◆ **To be done**:
What is the number of lines containing the string "Unternehmenszertifizierungsstellen"? Answer with the number only.

◆ **Materials provided**:
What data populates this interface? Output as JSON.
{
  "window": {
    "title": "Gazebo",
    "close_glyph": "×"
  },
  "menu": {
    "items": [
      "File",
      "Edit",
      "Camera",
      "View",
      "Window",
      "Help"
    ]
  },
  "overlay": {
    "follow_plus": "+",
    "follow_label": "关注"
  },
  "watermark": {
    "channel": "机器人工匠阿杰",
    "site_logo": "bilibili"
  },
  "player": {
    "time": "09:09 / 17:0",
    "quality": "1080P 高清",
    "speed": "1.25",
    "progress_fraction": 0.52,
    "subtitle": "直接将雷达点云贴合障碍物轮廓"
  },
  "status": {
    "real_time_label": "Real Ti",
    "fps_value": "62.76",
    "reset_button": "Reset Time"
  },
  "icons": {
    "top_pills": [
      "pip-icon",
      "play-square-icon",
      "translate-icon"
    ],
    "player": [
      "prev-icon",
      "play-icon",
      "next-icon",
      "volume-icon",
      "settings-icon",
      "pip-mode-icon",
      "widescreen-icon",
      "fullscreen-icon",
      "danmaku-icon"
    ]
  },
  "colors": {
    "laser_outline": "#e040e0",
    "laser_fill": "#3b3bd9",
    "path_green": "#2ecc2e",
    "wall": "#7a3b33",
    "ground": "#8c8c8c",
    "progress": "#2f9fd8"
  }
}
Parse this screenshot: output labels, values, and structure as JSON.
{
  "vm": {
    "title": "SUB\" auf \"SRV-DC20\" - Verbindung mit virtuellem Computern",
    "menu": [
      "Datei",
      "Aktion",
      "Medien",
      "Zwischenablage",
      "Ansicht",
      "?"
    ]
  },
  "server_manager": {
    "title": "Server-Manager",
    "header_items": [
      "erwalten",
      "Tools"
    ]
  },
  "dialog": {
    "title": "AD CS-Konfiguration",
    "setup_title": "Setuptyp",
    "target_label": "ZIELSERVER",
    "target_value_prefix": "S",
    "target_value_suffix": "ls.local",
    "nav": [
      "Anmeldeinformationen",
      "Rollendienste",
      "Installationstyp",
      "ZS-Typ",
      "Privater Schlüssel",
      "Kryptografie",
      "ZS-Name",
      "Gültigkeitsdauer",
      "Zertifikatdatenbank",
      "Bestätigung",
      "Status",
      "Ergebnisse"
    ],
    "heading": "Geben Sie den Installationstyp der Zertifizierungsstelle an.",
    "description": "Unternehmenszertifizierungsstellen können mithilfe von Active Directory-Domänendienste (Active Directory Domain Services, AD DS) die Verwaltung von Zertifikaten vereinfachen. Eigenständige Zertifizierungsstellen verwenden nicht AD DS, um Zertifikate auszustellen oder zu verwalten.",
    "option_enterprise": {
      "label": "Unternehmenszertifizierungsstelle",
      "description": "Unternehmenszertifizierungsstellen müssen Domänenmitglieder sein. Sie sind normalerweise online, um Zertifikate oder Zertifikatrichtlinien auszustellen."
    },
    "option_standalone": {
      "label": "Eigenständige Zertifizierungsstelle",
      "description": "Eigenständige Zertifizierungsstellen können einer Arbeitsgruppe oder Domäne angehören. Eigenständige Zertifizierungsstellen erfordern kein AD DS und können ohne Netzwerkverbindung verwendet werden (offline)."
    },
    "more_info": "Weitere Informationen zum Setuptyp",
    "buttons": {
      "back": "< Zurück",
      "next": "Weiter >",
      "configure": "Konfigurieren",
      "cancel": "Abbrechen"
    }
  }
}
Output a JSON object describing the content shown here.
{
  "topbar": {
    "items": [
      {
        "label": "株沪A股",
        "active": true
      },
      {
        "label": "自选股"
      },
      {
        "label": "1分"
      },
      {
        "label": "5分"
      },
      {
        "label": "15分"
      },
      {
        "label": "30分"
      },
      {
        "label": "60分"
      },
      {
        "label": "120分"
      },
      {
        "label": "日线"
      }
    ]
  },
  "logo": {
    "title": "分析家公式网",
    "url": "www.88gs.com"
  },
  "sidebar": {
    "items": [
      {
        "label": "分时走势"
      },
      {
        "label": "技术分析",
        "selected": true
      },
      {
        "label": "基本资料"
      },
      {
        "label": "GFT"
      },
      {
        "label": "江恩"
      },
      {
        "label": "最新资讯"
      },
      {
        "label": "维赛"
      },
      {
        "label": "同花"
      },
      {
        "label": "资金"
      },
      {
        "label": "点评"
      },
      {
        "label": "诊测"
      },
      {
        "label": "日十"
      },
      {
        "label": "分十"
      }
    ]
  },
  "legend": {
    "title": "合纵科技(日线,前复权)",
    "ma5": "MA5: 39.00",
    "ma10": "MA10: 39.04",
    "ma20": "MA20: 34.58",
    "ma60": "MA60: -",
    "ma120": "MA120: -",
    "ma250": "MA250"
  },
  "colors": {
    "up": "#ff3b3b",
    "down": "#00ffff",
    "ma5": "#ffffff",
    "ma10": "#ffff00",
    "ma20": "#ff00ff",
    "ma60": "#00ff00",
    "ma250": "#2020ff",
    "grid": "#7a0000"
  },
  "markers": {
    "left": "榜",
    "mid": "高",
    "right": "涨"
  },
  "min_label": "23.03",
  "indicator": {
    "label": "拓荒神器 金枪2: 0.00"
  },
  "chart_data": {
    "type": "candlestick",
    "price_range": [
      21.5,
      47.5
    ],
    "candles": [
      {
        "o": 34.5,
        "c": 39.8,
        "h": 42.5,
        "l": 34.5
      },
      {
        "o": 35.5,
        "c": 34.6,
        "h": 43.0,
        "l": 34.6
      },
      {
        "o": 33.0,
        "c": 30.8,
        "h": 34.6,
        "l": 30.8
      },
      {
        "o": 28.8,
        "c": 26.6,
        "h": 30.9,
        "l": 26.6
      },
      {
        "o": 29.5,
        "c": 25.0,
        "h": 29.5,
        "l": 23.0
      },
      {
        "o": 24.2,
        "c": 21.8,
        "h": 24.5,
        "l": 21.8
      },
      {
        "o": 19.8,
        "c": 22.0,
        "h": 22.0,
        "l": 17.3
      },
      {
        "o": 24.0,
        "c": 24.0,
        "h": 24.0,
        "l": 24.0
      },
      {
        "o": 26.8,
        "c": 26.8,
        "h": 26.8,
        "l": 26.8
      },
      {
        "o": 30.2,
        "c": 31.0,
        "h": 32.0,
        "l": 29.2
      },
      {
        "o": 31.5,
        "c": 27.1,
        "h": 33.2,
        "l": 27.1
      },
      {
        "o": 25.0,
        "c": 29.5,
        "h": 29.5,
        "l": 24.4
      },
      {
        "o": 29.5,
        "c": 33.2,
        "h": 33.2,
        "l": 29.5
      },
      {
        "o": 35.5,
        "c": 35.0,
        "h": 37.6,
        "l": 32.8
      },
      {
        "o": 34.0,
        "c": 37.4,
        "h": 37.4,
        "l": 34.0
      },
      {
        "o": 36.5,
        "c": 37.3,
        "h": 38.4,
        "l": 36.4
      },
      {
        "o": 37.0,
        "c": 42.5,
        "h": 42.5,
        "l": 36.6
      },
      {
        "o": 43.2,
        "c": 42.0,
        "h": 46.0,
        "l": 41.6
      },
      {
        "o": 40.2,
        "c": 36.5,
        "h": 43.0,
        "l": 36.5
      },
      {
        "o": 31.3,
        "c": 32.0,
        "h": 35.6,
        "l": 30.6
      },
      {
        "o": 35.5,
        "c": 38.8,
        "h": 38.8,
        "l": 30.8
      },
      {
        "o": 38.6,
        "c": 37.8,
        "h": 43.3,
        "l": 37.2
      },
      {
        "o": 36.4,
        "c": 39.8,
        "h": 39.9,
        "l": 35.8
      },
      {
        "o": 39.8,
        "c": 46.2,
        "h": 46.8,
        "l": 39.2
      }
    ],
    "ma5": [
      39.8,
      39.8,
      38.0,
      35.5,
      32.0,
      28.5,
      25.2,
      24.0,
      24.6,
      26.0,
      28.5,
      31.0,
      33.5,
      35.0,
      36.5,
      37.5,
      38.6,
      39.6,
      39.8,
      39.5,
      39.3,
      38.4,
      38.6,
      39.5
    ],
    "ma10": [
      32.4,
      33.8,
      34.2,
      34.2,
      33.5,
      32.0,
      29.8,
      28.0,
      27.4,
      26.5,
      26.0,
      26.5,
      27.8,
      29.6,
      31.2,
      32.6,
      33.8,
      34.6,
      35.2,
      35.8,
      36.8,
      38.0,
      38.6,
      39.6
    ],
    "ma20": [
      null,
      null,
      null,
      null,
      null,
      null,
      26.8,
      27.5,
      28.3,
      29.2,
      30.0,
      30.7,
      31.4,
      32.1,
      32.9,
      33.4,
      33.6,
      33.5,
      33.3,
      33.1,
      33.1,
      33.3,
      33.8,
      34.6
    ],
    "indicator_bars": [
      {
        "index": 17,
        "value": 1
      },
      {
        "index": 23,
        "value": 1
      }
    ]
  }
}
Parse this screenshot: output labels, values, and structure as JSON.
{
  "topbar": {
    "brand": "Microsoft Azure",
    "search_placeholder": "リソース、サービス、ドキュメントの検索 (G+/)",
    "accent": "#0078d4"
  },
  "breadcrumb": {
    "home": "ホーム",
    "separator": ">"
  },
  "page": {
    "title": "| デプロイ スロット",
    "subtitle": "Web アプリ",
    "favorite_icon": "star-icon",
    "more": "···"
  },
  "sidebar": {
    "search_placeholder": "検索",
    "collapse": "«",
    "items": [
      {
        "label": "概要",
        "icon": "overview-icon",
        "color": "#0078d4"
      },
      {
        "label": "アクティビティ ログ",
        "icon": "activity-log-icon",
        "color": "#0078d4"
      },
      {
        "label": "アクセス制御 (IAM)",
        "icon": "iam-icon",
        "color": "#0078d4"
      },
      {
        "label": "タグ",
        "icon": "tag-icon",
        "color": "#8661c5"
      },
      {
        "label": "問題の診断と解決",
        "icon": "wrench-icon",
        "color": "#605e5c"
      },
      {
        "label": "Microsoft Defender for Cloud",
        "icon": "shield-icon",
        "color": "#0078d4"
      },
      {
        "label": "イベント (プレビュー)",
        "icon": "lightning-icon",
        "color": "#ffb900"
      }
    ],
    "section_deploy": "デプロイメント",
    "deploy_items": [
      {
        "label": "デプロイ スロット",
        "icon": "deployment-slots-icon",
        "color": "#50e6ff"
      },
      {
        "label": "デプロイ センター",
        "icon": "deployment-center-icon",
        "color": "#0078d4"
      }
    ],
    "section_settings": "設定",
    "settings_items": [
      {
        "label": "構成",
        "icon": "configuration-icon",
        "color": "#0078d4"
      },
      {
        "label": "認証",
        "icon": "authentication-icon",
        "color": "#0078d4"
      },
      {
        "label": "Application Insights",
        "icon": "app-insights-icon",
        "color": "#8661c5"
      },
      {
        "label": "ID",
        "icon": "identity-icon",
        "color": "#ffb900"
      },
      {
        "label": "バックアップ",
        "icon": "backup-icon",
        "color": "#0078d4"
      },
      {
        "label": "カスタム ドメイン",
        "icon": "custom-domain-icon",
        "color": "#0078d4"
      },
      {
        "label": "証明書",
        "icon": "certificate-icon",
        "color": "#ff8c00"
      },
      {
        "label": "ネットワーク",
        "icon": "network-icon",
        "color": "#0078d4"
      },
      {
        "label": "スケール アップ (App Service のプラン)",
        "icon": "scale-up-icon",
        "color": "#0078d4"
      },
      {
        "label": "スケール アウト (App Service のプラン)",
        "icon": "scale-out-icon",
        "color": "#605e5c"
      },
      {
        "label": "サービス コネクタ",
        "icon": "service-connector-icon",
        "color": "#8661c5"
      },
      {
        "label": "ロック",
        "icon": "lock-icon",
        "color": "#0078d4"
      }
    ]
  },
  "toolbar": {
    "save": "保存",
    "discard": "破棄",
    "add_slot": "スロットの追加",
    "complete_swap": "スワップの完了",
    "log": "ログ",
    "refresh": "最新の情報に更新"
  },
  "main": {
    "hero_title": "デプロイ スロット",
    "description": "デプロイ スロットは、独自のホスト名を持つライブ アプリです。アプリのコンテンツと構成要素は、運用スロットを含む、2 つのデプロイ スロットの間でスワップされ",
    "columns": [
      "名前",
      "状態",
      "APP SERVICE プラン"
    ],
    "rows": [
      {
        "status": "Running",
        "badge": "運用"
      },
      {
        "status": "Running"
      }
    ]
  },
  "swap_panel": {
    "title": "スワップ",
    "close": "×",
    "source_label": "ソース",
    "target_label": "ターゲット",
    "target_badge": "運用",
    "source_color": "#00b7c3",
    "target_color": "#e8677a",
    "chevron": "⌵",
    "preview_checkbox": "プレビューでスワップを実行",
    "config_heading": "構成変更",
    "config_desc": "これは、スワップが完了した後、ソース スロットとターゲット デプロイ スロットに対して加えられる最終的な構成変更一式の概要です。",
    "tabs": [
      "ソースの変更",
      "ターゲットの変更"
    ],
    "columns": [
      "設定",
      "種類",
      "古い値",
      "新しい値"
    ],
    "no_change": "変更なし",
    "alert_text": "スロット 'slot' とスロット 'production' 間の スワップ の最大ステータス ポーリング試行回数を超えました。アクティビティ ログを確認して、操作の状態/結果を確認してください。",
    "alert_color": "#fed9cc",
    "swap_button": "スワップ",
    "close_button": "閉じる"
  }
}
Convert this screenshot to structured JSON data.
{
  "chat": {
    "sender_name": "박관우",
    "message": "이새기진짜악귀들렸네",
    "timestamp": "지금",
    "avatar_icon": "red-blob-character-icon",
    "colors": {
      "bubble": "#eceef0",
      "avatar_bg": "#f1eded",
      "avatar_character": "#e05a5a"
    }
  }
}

◆ **The result**:
2